■ **WHAT TO WORK ON**
Reproduce the listing below line for line, changing nothing.

■ **AVAILABLE RECORDS**
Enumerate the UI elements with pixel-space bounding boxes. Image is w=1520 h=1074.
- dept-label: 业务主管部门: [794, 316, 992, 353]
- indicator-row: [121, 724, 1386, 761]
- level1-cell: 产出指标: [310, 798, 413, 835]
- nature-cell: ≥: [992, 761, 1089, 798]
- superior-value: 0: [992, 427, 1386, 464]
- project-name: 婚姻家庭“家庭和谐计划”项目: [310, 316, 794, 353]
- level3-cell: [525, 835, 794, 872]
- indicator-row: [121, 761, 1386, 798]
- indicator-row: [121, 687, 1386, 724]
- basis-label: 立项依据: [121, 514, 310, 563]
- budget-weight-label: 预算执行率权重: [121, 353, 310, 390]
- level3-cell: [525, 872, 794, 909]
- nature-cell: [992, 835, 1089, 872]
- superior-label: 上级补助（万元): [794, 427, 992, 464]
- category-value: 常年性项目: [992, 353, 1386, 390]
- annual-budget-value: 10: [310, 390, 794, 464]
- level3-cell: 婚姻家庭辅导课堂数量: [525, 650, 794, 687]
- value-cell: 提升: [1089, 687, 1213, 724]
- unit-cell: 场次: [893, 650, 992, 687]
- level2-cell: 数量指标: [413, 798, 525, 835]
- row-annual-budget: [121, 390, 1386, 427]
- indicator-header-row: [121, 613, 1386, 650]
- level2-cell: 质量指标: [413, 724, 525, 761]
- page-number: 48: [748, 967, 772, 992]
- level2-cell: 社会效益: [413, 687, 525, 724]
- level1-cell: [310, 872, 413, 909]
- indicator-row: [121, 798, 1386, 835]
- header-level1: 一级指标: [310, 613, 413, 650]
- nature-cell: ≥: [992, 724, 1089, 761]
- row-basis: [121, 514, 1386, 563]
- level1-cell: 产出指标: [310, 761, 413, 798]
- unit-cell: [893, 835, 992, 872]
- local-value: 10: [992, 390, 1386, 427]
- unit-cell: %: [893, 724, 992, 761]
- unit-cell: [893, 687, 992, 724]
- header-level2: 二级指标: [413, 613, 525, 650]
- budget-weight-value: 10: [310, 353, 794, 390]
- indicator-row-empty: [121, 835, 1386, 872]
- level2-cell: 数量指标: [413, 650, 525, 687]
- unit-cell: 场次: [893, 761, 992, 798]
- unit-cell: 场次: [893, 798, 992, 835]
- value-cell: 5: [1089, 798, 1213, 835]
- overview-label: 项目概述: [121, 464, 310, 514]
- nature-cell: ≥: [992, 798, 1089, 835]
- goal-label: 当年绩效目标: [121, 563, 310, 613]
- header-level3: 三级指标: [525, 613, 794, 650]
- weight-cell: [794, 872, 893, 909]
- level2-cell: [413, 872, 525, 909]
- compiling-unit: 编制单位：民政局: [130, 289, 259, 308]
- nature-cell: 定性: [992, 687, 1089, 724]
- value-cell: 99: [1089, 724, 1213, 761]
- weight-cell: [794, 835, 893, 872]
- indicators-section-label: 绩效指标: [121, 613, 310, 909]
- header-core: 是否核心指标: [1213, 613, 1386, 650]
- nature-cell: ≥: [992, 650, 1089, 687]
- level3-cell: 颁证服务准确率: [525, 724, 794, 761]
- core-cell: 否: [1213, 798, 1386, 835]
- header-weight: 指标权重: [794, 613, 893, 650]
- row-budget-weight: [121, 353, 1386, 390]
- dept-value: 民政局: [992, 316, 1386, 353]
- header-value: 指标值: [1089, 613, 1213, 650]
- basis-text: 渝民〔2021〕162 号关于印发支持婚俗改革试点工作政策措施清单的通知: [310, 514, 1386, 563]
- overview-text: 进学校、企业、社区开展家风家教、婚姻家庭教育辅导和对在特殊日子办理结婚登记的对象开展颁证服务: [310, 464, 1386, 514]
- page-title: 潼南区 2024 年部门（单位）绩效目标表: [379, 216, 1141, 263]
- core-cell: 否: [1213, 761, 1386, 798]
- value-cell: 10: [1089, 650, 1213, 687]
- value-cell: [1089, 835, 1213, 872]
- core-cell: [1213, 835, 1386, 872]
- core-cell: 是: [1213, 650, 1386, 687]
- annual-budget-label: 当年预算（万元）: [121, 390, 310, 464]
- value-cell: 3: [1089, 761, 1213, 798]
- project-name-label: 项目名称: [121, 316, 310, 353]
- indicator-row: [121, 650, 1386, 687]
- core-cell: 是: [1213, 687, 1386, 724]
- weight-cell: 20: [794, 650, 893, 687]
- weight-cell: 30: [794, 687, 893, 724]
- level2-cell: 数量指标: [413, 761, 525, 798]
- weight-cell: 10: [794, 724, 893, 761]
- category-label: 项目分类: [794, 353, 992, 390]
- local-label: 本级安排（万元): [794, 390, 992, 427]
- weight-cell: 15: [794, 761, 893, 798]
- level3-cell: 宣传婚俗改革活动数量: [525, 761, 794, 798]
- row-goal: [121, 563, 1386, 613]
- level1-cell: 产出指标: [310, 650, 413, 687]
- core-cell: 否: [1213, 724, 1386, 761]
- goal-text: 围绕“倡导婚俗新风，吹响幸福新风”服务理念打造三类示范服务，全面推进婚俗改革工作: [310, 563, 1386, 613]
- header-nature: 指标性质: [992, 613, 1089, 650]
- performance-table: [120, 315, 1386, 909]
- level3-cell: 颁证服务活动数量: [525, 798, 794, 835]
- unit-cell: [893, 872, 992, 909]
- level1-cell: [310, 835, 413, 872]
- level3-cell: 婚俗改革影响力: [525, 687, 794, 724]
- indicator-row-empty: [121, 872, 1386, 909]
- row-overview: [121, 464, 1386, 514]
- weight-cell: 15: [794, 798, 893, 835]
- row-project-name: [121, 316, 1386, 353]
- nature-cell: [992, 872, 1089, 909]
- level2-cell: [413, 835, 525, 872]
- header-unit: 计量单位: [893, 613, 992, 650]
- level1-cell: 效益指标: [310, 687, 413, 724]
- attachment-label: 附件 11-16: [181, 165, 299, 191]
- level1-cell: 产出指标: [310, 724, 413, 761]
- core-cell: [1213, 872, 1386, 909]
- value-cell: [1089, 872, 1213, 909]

■ **THE RESULT**
Enumerate the UI elements with pixel-space bounding boxes. Image is w=1520 h=1074.
- dept-label: 业务主管部门: [794, 316, 992, 353]
- indicator-row: [121, 724, 1386, 761]
- level1-cell: 产出指标: [310, 798, 413, 835]
- nature-cell: ≥: [992, 761, 1089, 798]
- superior-value: 0: [992, 427, 1386, 464]
- project-name: 婚姻家庭“家庭和谐计划”项目: [310, 316, 794, 353]
- level3-cell: [525, 835, 794, 872]
- indicator-row: [121, 761, 1386, 798]
- indicator-row: [121, 687, 1386, 724]
- basis-label: 立项依据: [121, 514, 310, 563]
- budget-weight-label: 预算执行率权重: [121, 353, 310, 390]
- level3-cell: [525, 872, 794, 909]
- nature-cell: [992, 835, 1089, 872]
- superior-label: 上级补助（万元): [794, 427, 992, 464]
- category-value: 常年性项目: [992, 353, 1386, 390]
- annual-budget-value: 10: [310, 390, 794, 464]
- level3-cell: 婚姻家庭辅导课堂数量: [525, 650, 794, 687]
- value-cell: 提升: [1089, 687, 1213, 724]
- unit-cell: 场次: [893, 650, 992, 687]
- level2-cell: 数量指标: [413, 798, 525, 835]
- row-annual-budget: [121, 390, 1386, 427]
- indicator-header-row: [121, 613, 1386, 650]
- level2-cell: 质量指标: [413, 724, 525, 761]
- page-number: 48: [748, 967, 772, 992]
- level2-cell: 社会效益: [413, 687, 525, 724]
- level1-cell: [310, 872, 413, 909]
- indicator-row: [121, 798, 1386, 835]
- header-level1: 一级指标: [310, 613, 413, 650]
- nature-cell: ≥: [992, 724, 1089, 761]
- row-basis: [121, 514, 1386, 563]
- level1-cell: 产出指标: [310, 761, 413, 798]
- unit-cell: [893, 835, 992, 872]
- local-value: 10: [992, 390, 1386, 427]
- unit-cell: %: [893, 724, 992, 761]
- unit-cell: [893, 687, 992, 724]
- header-level2: 二级指标: [413, 613, 525, 650]
- budget-weight-value: 10: [310, 353, 794, 390]
- indicator-row-empty: [121, 835, 1386, 872]
- level2-cell: 数量指标: [413, 650, 525, 687]
- unit-cell: 场次: [893, 761, 992, 798]
- unit-cell: 场次: [893, 798, 992, 835]
- value-cell: 5: [1089, 798, 1213, 835]
- overview-label: 项目概述: [121, 464, 310, 514]
- nature-cell: ≥: [992, 798, 1089, 835]
- goal-label: 当年绩效目标: [121, 563, 310, 613]
- header-level3: 三级指标: [525, 613, 794, 650]
- weight-cell: [794, 872, 893, 909]
- level2-cell: [413, 872, 525, 909]
- compiling-unit: 编制单位：民政局: [130, 289, 259, 308]
- nature-cell: 定性: [992, 687, 1089, 724]
- value-cell: 99: [1089, 724, 1213, 761]
- weight-cell: [794, 835, 893, 872]
- indicators-section-label: 绩效指标: [121, 613, 310, 909]
- header-core: 是否核心指标: [1213, 613, 1386, 650]
- nature-cell: ≥: [992, 650, 1089, 687]
- level3-cell: 颁证服务准确率: [525, 724, 794, 761]
- core-cell: 否: [1213, 798, 1386, 835]
- header-weight: 指标权重: [794, 613, 893, 650]
- row-budget-weight: [121, 353, 1386, 390]
- dept-value: 民政局: [992, 316, 1386, 353]
- header-value: 指标值: [1089, 613, 1213, 650]
- basis-text: 渝民〔2021〕162 号关于印发支持婚俗改革试点工作政策措施清单的通知: [310, 514, 1386, 563]
- overview-text: 进学校、企业、社区开展家风家教、婚姻家庭教育辅导和对在特殊日子办理结婚登记的对象开展颁证服务: [310, 464, 1386, 514]
- page-title: 潼南区 2024 年部门（单位）绩效目标表: [379, 216, 1141, 263]
- core-cell: 否: [1213, 761, 1386, 798]
- value-cell: 10: [1089, 650, 1213, 687]
- value-cell: [1089, 835, 1213, 872]
- core-cell: [1213, 835, 1386, 872]
- core-cell: 是: [1213, 650, 1386, 687]
- annual-budget-label: 当年预算（万元）: [121, 390, 310, 464]
- value-cell: 3: [1089, 761, 1213, 798]
- project-name-label: 项目名称: [121, 316, 310, 353]
- indicator-row: [121, 650, 1386, 687]
- core-cell: 是: [1213, 687, 1386, 724]
- weight-cell: 20: [794, 650, 893, 687]
- weight-cell: 30: [794, 687, 893, 724]
- level2-cell: 数量指标: [413, 761, 525, 798]
- weight-cell: 10: [794, 724, 893, 761]
- category-label: 项目分类: [794, 353, 992, 390]
- local-label: 本级安排（万元): [794, 390, 992, 427]
- weight-cell: 15: [794, 761, 893, 798]
- level3-cell: 宣传婚俗改革活动数量: [525, 761, 794, 798]
- row-goal: [121, 563, 1386, 613]
- level1-cell: 产出指标: [310, 650, 413, 687]
- core-cell: 否: [1213, 724, 1386, 761]
- goal-text: 围绕“倡导婚俗新风，吹响幸福新风”服务理念打造三类示范服务，全面推进婚俗改革工作: [310, 563, 1386, 613]
- header-nature: 指标性质: [992, 613, 1089, 650]
- performance-table: [120, 315, 1386, 909]
- level3-cell: 颁证服务活动数量: [525, 798, 794, 835]
- unit-cell: [893, 872, 992, 909]
- level1-cell: [310, 835, 413, 872]
- level3-cell: 婚俗改革影响力: [525, 687, 794, 724]
- indicator-row-empty: [121, 872, 1386, 909]
- row-overview: [121, 464, 1386, 514]
- weight-cell: 15: [794, 798, 893, 835]
- row-project-name: [121, 316, 1386, 353]
- nature-cell: [992, 872, 1089, 909]
- level2-cell: [413, 835, 525, 872]
- header-unit: 计量单位: [893, 613, 992, 650]
- level1-cell: 效益指标: [310, 687, 413, 724]
- attachment-label: 附件 11-16: [181, 165, 299, 191]
- level1-cell: 产出指标: [310, 724, 413, 761]
- core-cell: [1213, 872, 1386, 909]
- value-cell: [1089, 872, 1213, 909]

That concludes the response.